++++ MATERIAL SUPPLIED ++++
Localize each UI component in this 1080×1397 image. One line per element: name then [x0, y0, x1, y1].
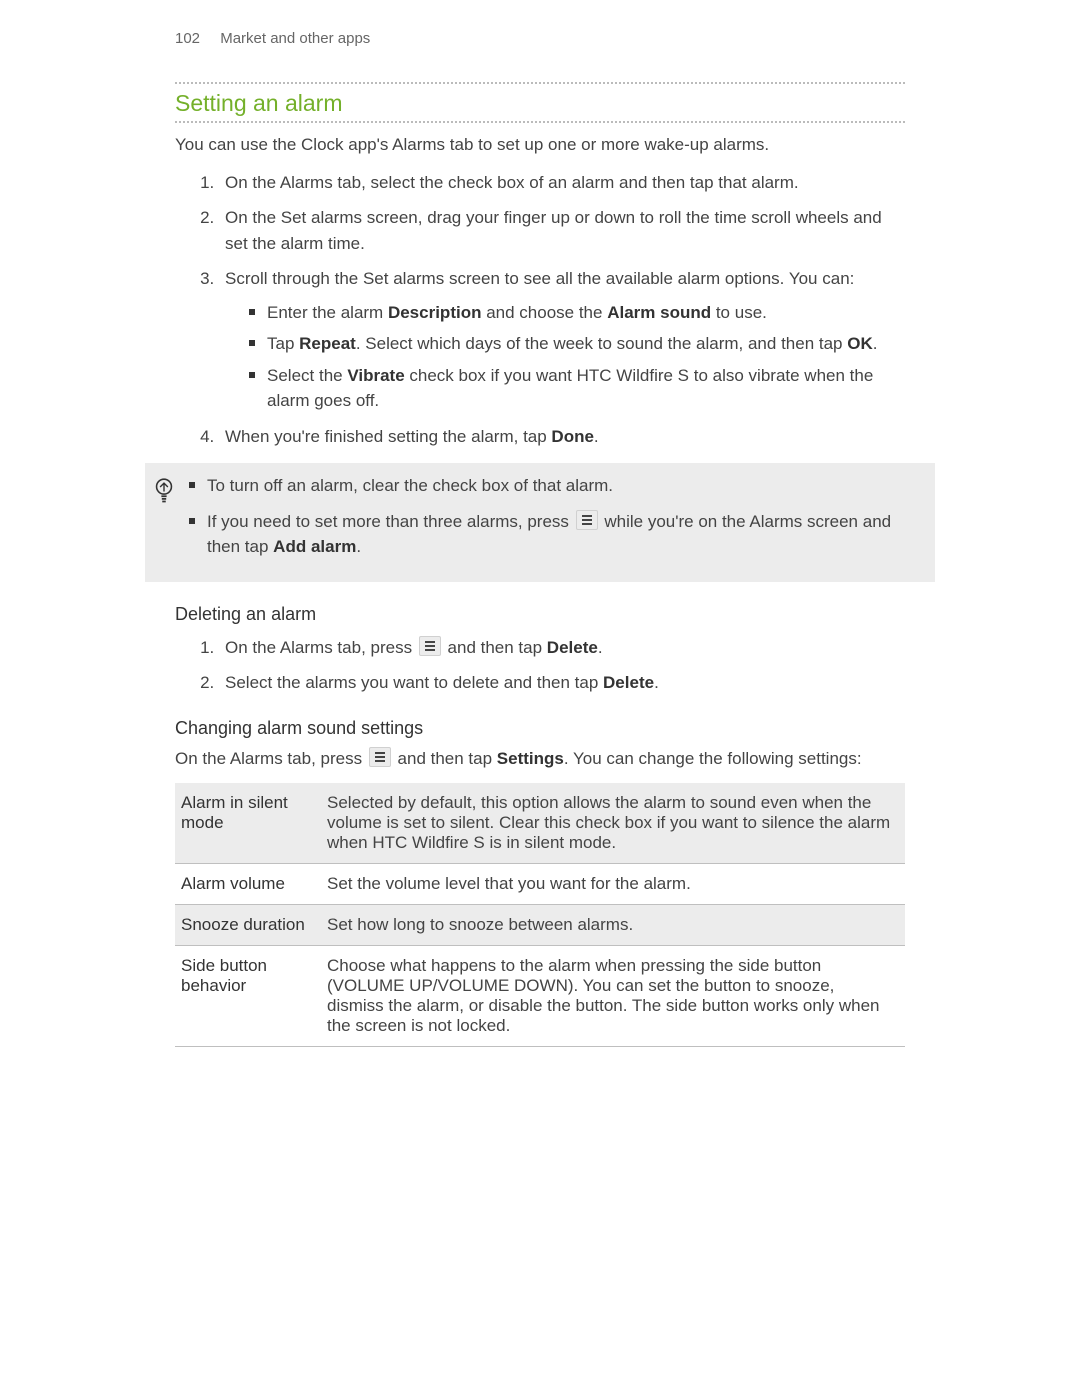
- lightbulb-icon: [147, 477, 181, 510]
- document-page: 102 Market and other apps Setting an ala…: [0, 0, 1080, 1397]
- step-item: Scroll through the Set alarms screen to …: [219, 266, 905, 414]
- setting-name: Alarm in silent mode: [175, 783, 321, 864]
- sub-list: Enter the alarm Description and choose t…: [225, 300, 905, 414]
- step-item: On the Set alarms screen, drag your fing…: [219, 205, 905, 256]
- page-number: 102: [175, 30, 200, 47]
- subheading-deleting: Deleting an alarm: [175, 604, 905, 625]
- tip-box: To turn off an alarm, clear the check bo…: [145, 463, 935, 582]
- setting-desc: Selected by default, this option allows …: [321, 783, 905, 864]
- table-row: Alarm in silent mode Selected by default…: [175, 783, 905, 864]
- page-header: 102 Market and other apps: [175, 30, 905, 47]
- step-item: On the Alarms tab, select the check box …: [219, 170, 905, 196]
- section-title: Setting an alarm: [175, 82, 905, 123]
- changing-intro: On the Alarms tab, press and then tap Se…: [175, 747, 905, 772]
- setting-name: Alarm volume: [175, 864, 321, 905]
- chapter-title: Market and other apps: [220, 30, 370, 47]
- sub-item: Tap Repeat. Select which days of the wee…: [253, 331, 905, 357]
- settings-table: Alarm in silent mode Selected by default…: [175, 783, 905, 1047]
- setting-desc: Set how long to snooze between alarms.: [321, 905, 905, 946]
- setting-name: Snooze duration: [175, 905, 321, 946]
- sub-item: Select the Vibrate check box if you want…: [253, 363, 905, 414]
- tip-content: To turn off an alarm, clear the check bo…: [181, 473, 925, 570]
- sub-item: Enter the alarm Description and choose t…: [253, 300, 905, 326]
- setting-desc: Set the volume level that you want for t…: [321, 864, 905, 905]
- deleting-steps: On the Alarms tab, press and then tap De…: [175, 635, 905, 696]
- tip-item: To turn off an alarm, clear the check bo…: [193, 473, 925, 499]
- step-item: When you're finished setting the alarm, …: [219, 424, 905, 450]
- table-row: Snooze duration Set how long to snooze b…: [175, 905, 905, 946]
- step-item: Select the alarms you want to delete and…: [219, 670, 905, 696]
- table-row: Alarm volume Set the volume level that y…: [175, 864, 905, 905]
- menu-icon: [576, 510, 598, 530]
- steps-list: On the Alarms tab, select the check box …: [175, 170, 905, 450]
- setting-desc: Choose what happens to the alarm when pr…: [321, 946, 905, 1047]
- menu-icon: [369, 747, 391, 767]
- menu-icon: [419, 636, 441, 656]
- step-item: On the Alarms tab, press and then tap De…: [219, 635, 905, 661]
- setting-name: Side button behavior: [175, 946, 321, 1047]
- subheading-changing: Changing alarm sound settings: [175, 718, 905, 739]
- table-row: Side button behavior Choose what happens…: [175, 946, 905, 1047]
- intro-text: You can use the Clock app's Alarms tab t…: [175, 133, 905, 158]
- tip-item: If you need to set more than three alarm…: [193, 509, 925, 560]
++++
++++ MATERIAL SUPPLIED ++++
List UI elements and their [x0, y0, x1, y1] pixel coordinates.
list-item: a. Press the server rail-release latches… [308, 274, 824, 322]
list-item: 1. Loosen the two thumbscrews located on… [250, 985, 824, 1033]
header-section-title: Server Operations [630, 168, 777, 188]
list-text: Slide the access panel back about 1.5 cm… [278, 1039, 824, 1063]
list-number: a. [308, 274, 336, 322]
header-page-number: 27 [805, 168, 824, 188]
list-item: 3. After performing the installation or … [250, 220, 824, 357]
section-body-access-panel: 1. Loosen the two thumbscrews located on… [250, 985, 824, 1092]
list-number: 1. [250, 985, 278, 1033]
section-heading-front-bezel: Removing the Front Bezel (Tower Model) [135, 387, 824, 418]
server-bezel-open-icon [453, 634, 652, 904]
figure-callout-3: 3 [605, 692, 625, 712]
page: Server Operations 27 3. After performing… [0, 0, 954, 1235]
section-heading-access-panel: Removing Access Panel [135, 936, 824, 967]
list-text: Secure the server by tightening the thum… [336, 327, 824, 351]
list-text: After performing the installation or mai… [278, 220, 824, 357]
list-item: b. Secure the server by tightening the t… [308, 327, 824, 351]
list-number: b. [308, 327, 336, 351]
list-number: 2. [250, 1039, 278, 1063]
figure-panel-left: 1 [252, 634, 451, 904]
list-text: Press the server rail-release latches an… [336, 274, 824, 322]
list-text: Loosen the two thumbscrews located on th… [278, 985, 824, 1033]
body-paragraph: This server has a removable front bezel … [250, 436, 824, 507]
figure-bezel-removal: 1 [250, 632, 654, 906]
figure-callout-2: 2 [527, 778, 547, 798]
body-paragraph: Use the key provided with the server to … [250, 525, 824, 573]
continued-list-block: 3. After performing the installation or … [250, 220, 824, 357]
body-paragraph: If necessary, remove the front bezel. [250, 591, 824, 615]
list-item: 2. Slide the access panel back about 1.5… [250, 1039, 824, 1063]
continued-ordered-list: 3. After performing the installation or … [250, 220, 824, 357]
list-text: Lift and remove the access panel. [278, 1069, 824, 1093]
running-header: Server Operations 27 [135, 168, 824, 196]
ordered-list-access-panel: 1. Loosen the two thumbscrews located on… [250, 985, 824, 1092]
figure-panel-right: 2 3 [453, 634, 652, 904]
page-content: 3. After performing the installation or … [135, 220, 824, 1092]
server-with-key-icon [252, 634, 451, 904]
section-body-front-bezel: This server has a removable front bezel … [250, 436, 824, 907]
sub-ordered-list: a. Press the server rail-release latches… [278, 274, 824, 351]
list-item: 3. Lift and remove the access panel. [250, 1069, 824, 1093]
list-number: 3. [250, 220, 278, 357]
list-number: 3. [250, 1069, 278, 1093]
++++
++++ MATERIAL SUPPLIED ++++
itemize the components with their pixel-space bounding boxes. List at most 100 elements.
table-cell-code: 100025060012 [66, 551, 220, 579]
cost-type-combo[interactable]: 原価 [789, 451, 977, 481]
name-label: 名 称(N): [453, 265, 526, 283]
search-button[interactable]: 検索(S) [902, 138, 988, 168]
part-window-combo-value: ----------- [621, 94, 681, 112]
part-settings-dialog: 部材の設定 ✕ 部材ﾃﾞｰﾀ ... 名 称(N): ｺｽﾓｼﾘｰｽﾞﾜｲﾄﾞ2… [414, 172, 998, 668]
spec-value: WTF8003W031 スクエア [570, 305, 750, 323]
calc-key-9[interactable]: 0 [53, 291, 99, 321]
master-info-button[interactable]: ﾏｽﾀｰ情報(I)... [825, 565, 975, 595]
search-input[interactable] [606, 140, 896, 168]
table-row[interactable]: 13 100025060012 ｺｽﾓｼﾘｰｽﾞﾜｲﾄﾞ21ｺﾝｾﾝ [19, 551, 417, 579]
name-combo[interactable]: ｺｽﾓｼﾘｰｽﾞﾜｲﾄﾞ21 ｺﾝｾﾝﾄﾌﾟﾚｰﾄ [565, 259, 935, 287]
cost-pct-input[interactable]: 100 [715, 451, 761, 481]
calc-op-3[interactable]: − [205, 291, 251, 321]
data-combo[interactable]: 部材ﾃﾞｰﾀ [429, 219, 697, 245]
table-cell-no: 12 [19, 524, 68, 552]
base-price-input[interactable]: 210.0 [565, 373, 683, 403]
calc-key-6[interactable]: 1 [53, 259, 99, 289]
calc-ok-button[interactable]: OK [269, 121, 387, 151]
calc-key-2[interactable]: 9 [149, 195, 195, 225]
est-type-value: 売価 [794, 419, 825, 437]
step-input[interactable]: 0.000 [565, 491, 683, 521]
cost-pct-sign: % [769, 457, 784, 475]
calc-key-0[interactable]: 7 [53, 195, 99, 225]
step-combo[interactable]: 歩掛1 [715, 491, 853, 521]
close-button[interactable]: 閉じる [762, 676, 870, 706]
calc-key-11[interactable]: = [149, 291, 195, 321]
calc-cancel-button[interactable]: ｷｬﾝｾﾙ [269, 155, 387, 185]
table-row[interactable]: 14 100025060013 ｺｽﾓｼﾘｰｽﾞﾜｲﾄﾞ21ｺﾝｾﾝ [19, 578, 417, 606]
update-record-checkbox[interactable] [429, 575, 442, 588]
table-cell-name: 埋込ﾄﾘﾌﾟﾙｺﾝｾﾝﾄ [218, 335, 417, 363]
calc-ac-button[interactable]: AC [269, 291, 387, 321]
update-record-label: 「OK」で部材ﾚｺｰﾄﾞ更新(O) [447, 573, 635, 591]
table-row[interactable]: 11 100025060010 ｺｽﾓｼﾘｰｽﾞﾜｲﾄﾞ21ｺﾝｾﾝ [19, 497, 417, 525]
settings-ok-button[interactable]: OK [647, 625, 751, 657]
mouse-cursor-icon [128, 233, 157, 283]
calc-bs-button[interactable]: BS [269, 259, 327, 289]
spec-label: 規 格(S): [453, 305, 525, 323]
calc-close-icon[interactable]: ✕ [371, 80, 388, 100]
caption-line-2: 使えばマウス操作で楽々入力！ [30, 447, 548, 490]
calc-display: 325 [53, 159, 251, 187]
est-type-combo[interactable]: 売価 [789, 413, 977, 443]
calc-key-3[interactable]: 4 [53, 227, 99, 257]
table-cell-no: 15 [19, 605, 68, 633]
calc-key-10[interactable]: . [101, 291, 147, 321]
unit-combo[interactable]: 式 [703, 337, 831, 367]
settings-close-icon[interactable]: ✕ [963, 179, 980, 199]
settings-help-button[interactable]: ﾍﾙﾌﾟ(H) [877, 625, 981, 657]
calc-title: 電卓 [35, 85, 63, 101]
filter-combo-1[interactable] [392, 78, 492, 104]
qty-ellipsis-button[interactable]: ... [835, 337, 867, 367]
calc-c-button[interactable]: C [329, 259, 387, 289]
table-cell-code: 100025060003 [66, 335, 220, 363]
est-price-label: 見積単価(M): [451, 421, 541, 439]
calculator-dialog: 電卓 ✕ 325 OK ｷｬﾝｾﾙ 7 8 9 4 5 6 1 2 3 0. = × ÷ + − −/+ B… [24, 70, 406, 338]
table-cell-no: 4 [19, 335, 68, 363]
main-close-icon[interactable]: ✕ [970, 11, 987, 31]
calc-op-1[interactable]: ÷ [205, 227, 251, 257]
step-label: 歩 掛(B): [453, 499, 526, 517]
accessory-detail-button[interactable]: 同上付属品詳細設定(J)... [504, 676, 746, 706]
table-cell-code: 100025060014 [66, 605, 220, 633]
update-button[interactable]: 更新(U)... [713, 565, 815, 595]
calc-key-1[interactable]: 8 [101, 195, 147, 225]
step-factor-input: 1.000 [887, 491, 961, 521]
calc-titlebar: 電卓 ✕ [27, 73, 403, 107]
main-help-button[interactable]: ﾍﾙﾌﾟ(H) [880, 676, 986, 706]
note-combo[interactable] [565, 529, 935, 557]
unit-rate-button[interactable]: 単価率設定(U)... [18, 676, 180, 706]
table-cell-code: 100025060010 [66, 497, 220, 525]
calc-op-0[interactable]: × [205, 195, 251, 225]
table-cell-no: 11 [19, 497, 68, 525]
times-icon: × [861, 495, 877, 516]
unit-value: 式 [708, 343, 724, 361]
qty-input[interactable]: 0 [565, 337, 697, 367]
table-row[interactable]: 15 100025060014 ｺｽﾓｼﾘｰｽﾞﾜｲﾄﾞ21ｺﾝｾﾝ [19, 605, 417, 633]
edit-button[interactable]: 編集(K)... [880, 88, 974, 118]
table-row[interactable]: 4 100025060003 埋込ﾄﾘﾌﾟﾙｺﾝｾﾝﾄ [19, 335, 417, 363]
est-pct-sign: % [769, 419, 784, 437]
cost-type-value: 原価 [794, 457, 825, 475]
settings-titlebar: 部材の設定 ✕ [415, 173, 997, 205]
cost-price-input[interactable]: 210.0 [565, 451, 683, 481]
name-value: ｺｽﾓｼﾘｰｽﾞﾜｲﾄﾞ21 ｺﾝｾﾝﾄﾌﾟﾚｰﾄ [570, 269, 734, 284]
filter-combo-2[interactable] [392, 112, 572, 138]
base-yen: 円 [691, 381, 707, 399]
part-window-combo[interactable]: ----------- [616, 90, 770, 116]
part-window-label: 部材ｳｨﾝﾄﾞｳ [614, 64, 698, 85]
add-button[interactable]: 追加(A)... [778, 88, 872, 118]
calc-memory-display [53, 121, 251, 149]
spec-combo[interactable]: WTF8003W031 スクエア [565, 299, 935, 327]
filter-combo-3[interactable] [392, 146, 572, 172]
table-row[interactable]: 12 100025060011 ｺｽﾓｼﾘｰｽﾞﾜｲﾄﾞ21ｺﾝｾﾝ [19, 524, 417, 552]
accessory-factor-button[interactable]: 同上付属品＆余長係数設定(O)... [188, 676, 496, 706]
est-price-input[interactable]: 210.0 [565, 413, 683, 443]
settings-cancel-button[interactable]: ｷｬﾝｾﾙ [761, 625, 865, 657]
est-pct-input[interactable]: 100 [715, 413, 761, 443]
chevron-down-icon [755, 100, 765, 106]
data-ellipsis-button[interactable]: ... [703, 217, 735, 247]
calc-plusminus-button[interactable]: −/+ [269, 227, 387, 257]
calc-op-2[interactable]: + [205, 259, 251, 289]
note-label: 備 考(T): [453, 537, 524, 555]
++++
How many rows above contain the string "cost"? Reply with the number alone.

■ **RESPONSE FOR THIS EXERCISE**: 5